TEXT EXTRACT:
— begin —
CS494 -- Computational Geometry

Heather Booth

Algorithm Analysis Practice

Goals: There are practice problems for each type of goal above and solutions are now included at the end of the document.

Section 1: Analyzing non-recursive Algorithms:

In non-recursive code we can often analyze the running time by determining the number of times selected statements are executed. I will assume we are looking for worst-case running time using big-O notation. Since we don't care about constants, we can usually get a good estimate of the running time by considering one type of statement such as key comparisons, or some statement in a for loop.

Some examples:

for (i = 0; i < n; i++)
   for (j = 0; j < n;  j++)
      scanf("%d", &(A[i][j]));
Analysis: Here there is no key comparison so we will count the "scanf". In a nested for loop with fixed lower and upper limits (e.g. "0" and "n") the number of times the insider part is executed is just n*n. So this runs in O(n2) time.
— end —
Layout coordinate data:
— begin —
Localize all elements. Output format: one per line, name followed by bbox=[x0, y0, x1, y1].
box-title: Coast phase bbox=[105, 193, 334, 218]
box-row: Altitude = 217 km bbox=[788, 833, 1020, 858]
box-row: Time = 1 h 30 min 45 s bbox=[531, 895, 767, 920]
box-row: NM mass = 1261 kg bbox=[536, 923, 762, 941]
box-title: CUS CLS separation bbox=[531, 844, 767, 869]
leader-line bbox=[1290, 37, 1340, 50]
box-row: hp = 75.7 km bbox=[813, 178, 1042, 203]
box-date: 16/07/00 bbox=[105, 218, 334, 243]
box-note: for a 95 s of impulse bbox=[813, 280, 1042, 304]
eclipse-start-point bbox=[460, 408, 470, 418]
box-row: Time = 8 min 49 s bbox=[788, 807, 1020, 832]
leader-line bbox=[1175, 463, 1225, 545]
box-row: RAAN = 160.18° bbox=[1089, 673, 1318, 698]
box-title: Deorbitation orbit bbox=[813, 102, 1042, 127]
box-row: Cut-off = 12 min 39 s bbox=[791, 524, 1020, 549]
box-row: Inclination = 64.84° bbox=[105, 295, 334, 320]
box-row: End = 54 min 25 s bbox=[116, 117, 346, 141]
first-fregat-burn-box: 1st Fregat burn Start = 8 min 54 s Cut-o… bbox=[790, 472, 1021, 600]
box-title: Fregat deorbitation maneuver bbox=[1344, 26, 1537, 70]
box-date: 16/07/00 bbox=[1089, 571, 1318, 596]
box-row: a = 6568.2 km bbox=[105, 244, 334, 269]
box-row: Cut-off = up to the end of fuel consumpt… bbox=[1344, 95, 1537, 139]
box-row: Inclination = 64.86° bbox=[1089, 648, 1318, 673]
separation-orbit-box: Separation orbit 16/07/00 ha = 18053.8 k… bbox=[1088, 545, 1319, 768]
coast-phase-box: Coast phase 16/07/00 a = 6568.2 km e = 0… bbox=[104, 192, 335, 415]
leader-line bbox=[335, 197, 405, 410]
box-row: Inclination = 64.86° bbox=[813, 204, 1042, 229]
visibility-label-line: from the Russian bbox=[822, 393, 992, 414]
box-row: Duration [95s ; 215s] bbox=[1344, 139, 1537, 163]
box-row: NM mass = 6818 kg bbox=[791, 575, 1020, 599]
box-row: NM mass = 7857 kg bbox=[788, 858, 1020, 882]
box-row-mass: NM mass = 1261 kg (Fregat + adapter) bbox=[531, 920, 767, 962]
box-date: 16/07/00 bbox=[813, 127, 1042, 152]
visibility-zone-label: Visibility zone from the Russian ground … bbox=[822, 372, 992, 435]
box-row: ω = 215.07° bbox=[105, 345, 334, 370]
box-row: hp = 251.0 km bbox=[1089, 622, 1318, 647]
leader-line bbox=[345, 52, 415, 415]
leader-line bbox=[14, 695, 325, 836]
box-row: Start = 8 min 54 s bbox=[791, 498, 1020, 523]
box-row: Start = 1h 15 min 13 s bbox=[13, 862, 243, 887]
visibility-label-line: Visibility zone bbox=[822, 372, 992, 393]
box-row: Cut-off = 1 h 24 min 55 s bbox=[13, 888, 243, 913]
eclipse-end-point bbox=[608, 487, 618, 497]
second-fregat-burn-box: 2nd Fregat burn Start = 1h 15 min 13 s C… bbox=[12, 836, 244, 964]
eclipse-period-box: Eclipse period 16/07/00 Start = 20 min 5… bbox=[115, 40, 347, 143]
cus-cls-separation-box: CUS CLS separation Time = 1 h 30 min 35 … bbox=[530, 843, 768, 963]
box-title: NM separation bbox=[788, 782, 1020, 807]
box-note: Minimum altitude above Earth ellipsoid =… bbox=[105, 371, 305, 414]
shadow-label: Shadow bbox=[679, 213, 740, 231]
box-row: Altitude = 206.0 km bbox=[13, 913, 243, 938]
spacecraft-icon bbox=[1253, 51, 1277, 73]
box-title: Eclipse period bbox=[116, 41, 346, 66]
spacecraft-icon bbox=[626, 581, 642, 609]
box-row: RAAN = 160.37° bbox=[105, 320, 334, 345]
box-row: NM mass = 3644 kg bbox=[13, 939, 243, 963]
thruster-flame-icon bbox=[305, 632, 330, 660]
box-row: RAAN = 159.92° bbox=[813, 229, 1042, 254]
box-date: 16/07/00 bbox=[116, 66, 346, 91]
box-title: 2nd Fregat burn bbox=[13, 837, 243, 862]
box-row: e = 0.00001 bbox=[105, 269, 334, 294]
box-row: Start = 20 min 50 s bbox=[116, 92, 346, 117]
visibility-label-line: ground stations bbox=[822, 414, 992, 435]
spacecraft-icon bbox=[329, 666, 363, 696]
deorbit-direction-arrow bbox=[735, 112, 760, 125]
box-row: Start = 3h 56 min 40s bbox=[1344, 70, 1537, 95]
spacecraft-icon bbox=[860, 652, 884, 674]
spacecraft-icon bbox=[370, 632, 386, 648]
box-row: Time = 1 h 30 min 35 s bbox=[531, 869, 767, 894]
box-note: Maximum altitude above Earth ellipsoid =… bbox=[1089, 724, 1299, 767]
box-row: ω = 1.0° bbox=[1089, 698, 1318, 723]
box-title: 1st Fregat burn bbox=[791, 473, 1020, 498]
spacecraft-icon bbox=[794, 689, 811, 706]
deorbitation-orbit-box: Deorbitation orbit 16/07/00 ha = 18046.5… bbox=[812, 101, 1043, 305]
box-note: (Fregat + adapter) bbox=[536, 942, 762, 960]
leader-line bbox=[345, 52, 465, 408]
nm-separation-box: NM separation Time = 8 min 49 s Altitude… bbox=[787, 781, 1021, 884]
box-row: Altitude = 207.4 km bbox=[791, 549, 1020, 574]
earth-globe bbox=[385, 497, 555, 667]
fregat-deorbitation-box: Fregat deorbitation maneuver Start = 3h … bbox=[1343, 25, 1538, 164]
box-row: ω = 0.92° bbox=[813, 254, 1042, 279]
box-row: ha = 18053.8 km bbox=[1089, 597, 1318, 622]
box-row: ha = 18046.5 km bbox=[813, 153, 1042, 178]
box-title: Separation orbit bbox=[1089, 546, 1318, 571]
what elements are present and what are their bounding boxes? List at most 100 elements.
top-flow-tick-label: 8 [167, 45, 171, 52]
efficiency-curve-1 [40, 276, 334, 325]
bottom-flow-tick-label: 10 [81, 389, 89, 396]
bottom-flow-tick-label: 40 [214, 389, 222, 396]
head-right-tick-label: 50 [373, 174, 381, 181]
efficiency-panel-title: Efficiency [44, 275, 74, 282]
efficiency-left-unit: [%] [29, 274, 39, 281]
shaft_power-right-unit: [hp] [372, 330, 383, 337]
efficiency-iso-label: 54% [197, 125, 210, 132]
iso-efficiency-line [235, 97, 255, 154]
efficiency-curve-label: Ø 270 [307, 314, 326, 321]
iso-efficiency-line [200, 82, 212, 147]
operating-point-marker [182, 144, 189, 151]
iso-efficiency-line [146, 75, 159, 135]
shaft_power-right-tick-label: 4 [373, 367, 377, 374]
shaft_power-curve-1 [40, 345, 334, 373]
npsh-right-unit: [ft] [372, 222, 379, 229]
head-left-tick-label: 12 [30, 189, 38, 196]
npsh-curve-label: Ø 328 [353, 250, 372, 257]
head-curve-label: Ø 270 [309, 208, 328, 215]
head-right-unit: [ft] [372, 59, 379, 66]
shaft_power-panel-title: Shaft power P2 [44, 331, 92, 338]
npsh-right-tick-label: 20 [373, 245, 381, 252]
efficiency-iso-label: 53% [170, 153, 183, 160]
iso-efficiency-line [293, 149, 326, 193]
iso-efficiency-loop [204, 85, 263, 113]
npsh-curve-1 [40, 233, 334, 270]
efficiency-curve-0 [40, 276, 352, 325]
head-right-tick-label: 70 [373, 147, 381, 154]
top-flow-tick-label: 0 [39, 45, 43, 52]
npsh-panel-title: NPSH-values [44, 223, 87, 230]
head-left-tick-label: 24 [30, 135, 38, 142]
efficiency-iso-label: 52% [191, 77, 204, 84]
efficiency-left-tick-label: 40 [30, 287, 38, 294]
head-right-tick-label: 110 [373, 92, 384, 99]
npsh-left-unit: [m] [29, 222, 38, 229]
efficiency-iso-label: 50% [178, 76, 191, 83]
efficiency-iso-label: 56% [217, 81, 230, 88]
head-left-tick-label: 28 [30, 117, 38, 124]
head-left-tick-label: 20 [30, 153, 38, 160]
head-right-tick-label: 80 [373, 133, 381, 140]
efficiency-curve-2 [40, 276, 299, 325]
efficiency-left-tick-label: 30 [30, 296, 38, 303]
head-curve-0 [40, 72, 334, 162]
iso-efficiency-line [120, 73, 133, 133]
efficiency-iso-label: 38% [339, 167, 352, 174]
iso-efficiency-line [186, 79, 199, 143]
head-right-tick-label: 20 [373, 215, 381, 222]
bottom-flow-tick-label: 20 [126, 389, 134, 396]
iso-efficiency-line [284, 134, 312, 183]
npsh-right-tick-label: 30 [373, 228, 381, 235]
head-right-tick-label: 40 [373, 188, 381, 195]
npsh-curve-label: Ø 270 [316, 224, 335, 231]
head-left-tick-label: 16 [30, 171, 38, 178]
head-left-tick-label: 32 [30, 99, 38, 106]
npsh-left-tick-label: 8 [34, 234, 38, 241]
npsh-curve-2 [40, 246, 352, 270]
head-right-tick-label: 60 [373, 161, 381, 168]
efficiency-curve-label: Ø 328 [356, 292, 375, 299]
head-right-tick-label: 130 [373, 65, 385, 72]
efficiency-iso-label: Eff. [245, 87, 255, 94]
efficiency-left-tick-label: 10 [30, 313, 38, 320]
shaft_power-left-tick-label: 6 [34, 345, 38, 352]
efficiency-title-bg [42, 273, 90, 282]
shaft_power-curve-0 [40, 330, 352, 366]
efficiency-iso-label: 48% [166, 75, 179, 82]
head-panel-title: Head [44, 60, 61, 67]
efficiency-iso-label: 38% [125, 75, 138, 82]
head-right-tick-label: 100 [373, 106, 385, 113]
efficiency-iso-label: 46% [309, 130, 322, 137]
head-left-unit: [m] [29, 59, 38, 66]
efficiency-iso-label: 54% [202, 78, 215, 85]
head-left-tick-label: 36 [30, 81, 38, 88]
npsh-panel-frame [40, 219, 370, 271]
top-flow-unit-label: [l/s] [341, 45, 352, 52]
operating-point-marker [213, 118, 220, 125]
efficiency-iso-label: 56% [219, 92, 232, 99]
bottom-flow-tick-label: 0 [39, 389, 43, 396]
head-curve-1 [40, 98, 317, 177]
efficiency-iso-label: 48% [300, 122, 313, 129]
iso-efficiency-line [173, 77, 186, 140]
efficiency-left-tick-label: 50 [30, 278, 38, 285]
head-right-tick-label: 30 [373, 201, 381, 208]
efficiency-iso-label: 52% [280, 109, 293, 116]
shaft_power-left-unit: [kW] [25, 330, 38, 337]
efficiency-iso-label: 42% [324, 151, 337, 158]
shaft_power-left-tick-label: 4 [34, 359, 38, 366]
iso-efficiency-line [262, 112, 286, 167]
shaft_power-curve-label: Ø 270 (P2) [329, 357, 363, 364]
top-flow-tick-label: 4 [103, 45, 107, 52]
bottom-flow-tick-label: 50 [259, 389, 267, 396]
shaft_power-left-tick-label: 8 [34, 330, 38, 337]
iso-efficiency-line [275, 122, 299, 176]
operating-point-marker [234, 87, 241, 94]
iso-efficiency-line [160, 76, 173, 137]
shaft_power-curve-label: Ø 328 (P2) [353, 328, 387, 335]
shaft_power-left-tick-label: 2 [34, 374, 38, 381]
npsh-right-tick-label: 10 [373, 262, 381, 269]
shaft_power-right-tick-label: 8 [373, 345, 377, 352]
— end —
THE REQUEST: Output the full algorithm analysis practice text word for word.

EXERCISE OUTPUT:
CS494 -- Computational Geometry

Heather Booth

Algorithm Analysis Practice

Goals: There are practice problems for each type of goal above and solutions are now included at the end of the document.

Section 1: Analyzing non-recursive Algorithms:

In non-recursive code we can often analyze the running time by determining the number of times selected statements are executed. I will assume we are looking for worst-case running time using big-O notation. Since we don't care about constants, we can usually get a good estimate of the running time by considering one type of statement such as key comparisons, or some statement in a for loop.

Some examples:

for (i = 0; i < n; i++)
   for (j = 0; j < n;  j++)
      scanf("%d", &(A[i][j]));
Analysis: Here there is no key comparison so we will count the "scanf". In a nested for loop with fixed lower and upper limits (e.g. "0" and "n") the number of times the insider part is executed is just n*n. So this runs in O(n2) time.